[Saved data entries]
* BEGIN *
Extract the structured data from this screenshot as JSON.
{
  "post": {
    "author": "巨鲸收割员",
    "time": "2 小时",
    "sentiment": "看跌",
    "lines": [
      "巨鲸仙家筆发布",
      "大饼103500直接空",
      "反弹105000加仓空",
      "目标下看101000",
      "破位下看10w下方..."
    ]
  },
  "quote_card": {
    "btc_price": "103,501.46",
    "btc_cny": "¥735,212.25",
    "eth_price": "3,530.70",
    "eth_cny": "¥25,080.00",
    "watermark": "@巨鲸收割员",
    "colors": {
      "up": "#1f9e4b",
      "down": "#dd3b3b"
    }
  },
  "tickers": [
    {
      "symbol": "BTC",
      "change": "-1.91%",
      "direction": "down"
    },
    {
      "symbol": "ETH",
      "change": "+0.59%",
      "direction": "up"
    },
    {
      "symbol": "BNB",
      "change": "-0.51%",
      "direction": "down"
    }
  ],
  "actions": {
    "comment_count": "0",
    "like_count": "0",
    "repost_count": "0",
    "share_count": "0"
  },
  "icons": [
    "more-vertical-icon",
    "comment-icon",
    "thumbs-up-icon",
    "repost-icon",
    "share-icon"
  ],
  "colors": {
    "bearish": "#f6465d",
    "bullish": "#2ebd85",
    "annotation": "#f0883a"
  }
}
* END *
Each entry above is to be printed again exactly.

Extract the structured data from this screenshot as JSON.
{
  "post": {
    "author": "巨鲸收割员",
    "time": "2 小时",
    "sentiment": "看跌",
    "lines": [
      "巨鲸仙家筆发布",
      "大饼103500直接空",
      "反弹105000加仓空",
      "目标下看101000",
      "破位下看10w下方..."
    ]
  },
  "quote_card": {
    "btc_price": "103,501.46",
    "btc_cny": "¥735,212.25",
    "eth_price": "3,530.70",
    "eth_cny": "¥25,080.00",
    "watermark": "@巨鲸收割员",
    "colors": {
      "up": "#1f9e4b",
      "down": "#dd3b3b"
    }
  },
  "tickers": [
    {
      "symbol": "BTC",
      "change": "-1.91%",
      "direction": "down"
    },
    {
      "symbol": "ETH",
      "change": "+0.59%",
      "direction": "up"
    },
    {
      "symbol": "BNB",
      "change": "-0.51%",
      "direction": "down"
    }
  ],
  "actions": {
    "comment_count": "0",
    "like_count": "0",
    "repost_count": "0",
    "share_count": "0"
  },
  "icons": [
    "more-vertical-icon",
    "comment-icon",
    "thumbs-up-icon",
    "repost-icon",
    "share-icon"
  ],
  "colors": {
    "bearish": "#f6465d",
    "bullish": "#2ebd85",
    "annotation": "#f0883a"
  }
}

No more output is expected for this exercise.